╭─ Dataset

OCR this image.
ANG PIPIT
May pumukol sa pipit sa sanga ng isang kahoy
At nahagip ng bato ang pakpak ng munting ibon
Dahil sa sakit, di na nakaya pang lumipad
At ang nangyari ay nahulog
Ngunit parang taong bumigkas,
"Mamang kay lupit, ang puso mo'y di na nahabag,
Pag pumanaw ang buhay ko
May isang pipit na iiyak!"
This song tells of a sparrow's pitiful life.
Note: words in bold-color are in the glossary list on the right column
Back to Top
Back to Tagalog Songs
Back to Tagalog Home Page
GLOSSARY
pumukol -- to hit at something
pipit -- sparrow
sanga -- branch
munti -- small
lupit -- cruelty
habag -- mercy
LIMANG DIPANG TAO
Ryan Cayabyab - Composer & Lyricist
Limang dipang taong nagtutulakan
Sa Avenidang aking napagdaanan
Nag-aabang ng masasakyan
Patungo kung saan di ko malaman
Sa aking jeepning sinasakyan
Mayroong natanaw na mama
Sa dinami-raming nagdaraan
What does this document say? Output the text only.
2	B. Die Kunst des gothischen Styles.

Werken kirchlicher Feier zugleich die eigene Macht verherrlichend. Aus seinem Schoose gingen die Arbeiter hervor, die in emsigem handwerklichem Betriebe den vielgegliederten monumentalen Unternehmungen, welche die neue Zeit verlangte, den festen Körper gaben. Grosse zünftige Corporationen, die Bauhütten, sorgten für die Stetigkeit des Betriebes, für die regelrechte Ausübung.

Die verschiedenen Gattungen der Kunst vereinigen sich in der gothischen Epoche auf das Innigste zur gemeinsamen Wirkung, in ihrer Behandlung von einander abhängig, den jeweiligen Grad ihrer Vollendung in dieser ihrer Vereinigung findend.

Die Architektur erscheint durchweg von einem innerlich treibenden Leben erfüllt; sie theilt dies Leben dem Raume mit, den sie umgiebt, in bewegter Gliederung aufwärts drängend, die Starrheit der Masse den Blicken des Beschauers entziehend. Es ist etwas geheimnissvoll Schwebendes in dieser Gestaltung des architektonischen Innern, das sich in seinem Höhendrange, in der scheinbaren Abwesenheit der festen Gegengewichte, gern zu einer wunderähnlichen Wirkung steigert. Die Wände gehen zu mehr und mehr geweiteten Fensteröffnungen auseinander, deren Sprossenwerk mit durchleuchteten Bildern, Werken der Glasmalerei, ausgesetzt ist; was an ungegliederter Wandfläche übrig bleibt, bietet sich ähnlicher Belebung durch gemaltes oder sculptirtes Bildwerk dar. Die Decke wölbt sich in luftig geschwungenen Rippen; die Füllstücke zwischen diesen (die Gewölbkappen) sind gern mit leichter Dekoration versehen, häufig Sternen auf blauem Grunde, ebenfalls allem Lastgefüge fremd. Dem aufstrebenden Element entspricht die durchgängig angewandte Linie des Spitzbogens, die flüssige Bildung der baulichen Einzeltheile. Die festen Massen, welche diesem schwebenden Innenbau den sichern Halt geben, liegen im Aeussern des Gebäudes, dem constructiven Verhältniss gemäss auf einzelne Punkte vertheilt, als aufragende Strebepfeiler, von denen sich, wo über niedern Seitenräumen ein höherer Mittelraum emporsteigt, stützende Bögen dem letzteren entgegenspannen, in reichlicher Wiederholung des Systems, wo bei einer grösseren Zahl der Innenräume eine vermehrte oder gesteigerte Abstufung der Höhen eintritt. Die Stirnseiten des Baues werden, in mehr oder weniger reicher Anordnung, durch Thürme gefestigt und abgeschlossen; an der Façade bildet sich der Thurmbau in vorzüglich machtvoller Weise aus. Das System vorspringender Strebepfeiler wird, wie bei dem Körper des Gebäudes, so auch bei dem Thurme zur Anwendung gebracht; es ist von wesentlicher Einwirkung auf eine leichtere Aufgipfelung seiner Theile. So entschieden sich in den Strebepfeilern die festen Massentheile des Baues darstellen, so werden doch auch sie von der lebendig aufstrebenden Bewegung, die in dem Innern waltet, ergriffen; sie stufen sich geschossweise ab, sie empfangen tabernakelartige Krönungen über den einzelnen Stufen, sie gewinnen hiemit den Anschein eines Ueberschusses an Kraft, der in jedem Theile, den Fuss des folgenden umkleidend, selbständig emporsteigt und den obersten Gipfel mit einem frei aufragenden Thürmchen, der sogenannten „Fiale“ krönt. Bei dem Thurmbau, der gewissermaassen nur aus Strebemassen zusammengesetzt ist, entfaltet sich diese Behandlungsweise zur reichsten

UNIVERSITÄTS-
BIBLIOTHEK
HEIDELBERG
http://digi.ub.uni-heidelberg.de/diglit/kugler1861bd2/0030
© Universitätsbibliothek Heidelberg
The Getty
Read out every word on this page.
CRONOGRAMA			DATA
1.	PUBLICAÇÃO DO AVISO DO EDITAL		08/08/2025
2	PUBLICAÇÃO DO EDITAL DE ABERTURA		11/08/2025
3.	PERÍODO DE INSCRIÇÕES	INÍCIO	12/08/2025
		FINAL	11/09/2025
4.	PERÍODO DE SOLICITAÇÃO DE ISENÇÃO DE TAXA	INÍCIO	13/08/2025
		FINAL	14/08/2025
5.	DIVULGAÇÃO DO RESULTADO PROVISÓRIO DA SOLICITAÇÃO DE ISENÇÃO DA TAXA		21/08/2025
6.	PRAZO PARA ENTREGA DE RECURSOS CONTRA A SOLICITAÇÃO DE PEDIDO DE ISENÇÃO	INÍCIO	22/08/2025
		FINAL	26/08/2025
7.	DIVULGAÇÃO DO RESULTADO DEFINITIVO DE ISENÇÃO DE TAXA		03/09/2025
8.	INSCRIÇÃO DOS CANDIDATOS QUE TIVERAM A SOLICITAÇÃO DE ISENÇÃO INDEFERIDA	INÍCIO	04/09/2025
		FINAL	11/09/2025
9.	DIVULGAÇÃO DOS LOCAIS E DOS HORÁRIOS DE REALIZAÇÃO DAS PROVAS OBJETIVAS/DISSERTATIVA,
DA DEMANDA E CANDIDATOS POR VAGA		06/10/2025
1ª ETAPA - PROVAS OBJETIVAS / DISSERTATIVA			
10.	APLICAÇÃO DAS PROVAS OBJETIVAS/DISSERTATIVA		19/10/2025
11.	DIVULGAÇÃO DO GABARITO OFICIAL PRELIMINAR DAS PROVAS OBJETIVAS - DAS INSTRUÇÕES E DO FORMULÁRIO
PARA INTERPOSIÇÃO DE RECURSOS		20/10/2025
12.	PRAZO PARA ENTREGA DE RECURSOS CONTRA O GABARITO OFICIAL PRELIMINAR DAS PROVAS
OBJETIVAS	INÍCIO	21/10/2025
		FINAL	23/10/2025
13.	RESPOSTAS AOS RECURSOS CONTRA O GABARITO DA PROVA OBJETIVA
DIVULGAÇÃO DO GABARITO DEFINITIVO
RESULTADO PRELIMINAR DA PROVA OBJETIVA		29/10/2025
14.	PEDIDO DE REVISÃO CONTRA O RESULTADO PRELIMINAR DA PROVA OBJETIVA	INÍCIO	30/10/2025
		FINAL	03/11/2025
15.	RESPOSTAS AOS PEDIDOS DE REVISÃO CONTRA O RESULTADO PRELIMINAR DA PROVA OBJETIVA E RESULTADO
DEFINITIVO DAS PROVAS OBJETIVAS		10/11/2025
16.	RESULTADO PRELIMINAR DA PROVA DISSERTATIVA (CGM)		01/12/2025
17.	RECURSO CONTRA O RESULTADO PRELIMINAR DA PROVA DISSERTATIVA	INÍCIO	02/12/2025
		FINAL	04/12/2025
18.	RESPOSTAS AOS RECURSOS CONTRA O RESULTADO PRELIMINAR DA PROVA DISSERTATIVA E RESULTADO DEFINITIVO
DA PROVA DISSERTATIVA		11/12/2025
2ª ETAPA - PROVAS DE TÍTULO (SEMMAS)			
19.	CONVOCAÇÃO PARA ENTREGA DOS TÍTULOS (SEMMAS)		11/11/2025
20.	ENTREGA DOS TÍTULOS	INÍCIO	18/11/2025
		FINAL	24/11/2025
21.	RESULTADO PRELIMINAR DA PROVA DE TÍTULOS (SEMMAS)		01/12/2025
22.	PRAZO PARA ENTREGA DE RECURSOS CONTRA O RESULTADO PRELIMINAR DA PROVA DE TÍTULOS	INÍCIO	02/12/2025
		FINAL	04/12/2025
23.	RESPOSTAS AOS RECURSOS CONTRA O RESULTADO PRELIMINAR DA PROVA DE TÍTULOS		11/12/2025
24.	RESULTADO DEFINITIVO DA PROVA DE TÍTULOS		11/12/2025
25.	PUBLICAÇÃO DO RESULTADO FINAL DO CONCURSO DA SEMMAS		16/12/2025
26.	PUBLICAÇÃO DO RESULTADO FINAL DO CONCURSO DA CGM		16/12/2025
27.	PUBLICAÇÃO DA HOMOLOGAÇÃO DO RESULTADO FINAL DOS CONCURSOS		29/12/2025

╰─

* _Stated exercise_
From the records above, pull out each line that has "ETAPA".

* _Expected answer_
1ª ETAPA - PROVAS OBJETIVAS / DISSERTATIVA			
2ª ETAPA - PROVAS DE TÍTULO (SEMMAS)			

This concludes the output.